**WHAT IS NEEDED**
Extract the lines that carry the string "into" from the listing.

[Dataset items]
>>

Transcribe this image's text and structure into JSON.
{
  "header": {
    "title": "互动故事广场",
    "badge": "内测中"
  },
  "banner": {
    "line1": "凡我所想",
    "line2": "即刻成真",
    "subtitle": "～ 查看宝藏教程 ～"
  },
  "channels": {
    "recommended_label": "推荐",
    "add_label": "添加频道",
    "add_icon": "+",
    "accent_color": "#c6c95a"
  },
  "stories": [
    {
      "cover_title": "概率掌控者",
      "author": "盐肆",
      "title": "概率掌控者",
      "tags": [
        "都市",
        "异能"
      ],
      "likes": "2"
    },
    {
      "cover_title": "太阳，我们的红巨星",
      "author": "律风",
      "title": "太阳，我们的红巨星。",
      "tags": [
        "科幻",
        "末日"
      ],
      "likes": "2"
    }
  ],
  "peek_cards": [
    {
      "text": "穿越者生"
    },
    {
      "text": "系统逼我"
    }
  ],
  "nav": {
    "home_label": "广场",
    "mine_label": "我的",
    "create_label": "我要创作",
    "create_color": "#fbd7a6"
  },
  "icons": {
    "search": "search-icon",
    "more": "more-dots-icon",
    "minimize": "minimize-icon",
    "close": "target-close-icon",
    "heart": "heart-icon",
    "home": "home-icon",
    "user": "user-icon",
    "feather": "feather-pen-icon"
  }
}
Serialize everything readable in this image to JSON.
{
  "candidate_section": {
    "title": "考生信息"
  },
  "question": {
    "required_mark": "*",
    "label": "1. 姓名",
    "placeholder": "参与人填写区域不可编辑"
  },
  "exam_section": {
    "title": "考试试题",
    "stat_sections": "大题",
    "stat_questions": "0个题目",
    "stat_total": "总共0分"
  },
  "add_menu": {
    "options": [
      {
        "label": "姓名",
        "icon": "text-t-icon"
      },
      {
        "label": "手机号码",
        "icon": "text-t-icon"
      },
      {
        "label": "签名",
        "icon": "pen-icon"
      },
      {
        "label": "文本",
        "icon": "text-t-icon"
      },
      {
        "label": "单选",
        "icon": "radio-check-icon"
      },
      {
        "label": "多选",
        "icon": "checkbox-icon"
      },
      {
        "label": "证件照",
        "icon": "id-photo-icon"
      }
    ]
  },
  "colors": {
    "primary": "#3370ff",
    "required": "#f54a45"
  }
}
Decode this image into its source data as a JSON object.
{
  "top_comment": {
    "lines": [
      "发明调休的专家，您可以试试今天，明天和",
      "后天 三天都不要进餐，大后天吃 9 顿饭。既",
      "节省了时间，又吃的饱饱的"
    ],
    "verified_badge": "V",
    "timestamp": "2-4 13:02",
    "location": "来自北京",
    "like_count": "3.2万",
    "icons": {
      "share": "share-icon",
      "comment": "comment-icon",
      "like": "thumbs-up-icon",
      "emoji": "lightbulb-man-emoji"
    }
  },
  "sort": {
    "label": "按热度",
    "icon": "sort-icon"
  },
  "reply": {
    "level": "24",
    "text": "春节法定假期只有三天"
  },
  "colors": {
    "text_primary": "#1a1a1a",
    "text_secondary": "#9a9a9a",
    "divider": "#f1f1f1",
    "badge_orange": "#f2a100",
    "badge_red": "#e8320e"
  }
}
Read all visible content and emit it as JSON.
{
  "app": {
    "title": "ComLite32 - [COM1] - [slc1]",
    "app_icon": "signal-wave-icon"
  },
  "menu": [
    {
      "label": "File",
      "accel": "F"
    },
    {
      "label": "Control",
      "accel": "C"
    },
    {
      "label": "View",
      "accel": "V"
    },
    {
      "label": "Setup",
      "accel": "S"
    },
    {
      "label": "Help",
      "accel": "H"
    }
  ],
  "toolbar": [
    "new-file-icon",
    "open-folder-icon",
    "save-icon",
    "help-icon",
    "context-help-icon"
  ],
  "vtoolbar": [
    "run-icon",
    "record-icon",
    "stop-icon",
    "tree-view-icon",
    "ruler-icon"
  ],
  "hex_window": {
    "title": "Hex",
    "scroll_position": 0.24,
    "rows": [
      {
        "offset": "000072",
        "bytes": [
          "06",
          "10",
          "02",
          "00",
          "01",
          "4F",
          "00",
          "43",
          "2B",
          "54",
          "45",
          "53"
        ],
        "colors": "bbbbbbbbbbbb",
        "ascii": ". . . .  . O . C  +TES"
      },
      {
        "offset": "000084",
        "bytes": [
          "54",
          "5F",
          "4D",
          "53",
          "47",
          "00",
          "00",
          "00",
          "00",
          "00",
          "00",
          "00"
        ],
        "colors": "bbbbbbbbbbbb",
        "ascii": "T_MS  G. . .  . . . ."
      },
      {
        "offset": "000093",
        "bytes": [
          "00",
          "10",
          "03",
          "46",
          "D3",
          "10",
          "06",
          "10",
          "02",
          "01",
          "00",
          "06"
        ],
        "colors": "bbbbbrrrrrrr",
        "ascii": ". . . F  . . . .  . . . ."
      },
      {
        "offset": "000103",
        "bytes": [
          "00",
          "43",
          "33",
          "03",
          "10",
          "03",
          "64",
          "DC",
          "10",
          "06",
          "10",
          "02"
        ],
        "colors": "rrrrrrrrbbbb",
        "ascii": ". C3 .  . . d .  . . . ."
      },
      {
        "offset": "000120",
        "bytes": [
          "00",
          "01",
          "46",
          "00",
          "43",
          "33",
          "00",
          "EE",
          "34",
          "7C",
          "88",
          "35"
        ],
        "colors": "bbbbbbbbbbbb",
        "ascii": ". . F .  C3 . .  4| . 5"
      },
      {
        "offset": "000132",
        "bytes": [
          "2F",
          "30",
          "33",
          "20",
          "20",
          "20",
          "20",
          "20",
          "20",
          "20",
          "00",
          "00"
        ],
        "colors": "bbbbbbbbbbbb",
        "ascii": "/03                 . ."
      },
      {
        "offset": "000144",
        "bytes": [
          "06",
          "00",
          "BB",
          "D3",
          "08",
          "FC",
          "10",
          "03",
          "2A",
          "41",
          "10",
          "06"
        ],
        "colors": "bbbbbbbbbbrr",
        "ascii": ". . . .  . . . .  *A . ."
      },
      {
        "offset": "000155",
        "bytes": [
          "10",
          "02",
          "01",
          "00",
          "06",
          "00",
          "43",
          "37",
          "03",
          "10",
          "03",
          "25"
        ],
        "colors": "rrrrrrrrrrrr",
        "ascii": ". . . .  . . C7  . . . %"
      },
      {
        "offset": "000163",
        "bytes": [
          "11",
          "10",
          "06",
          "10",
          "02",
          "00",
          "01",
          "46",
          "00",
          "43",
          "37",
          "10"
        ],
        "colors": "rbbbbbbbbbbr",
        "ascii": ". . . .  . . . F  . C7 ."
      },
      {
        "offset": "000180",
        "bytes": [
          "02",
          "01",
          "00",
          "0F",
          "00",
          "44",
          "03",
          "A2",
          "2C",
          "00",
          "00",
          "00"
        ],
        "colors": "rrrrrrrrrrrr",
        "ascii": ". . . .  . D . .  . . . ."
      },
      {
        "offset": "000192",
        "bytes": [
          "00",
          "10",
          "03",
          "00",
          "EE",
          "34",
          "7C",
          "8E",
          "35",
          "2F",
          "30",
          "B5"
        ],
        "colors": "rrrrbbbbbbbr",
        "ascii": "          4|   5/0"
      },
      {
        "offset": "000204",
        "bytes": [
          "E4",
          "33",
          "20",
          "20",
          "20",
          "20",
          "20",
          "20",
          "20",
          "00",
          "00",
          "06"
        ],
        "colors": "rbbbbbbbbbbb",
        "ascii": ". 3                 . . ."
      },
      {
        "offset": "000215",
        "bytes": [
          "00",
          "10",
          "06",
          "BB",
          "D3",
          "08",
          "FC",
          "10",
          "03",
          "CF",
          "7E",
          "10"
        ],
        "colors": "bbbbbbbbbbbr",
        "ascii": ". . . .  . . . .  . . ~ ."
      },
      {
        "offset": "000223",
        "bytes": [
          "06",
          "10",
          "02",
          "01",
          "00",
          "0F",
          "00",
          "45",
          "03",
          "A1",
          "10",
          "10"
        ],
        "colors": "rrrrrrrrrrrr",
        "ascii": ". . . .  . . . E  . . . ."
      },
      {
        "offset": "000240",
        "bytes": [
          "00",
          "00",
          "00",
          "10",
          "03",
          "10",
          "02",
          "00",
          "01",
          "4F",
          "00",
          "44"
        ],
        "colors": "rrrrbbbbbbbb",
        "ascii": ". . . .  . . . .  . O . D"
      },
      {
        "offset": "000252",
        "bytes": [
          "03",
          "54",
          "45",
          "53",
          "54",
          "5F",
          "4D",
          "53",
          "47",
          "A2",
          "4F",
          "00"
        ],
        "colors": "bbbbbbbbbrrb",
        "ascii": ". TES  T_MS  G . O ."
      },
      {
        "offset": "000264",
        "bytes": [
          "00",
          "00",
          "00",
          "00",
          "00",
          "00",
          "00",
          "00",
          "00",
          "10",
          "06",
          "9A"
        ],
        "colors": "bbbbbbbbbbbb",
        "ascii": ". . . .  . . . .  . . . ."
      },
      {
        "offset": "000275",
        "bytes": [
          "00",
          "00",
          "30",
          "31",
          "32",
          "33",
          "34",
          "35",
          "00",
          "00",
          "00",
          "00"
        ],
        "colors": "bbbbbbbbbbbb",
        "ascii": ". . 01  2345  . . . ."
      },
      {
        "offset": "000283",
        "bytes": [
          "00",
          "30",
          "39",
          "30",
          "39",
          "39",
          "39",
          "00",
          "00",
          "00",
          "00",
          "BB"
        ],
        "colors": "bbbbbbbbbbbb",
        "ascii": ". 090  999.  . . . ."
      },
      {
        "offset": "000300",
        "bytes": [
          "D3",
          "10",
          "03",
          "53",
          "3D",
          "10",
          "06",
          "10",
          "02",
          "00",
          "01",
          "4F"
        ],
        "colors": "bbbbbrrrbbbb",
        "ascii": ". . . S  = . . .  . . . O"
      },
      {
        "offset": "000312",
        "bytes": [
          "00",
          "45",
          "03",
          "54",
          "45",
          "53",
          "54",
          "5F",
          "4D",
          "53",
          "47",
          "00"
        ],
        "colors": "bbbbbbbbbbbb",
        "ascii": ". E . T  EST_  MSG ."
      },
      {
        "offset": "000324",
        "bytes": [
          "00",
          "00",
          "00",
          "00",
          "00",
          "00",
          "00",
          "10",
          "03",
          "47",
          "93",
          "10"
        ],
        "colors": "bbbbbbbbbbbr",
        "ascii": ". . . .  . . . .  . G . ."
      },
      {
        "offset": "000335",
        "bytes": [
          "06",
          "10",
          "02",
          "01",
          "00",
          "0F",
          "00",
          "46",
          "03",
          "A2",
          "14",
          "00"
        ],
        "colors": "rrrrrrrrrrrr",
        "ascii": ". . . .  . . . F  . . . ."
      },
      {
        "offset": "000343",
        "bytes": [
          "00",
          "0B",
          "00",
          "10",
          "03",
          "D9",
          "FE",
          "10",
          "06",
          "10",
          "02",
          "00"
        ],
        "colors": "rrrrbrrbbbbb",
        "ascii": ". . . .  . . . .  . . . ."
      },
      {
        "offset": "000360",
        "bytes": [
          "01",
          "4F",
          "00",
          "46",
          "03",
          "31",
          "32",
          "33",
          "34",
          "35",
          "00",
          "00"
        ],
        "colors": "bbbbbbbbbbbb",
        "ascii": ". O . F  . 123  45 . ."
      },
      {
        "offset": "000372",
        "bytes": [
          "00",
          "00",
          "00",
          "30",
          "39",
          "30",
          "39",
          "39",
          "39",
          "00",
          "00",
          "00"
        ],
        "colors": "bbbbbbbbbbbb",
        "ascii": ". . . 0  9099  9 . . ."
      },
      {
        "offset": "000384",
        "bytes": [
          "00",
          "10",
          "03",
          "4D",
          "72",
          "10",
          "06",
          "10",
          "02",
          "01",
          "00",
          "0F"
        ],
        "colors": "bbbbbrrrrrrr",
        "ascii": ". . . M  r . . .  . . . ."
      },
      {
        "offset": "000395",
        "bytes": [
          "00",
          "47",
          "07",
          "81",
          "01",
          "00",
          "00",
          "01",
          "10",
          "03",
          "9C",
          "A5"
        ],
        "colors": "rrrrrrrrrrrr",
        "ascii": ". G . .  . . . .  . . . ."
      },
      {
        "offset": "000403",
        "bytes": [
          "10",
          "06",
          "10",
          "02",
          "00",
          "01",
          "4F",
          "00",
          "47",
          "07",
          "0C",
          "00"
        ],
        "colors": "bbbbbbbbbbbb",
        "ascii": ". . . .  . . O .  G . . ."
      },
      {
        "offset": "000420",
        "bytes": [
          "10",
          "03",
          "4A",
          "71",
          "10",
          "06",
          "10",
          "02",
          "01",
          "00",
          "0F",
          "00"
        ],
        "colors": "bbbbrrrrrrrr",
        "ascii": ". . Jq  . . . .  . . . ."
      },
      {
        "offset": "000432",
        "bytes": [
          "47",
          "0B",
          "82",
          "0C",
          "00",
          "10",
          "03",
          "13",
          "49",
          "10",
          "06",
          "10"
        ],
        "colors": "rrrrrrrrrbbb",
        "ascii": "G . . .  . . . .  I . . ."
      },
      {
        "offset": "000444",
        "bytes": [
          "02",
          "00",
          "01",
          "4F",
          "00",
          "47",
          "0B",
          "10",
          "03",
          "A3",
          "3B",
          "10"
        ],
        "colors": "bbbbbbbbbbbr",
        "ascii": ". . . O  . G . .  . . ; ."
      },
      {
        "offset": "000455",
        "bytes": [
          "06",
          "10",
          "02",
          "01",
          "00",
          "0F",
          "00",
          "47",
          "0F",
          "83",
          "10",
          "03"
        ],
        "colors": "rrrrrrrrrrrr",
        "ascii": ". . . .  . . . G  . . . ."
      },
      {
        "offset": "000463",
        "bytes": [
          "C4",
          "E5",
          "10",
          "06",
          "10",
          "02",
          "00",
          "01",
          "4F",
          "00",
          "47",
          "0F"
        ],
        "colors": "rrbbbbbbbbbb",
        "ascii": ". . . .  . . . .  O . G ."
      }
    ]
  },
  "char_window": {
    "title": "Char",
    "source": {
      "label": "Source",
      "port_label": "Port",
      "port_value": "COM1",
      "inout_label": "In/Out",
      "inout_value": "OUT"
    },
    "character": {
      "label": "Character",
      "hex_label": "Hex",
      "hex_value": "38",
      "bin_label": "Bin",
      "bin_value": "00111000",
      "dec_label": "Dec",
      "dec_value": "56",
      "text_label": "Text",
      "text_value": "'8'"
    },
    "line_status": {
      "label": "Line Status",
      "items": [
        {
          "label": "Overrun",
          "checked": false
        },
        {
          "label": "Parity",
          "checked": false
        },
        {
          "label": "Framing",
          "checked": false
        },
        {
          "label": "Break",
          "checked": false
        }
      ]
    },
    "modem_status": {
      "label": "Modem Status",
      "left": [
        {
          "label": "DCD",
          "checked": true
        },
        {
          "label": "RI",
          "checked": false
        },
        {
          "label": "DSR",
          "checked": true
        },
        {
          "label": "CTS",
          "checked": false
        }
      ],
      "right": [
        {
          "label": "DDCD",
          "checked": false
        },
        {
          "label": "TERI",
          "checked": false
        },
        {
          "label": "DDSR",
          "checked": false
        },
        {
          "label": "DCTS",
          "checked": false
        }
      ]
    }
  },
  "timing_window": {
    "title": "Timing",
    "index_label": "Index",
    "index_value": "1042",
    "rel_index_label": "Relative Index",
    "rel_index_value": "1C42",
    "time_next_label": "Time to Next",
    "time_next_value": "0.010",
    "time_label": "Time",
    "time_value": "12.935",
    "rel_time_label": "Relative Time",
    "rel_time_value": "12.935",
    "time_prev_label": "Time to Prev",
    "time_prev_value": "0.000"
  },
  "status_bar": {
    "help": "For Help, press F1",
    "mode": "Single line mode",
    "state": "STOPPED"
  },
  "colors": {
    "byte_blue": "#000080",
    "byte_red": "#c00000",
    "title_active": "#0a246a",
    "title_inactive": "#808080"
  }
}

<<

**THE RESPONSE**
Transcribe this image's text and structure into JSON.
Decode this image into its source data as a JSON object.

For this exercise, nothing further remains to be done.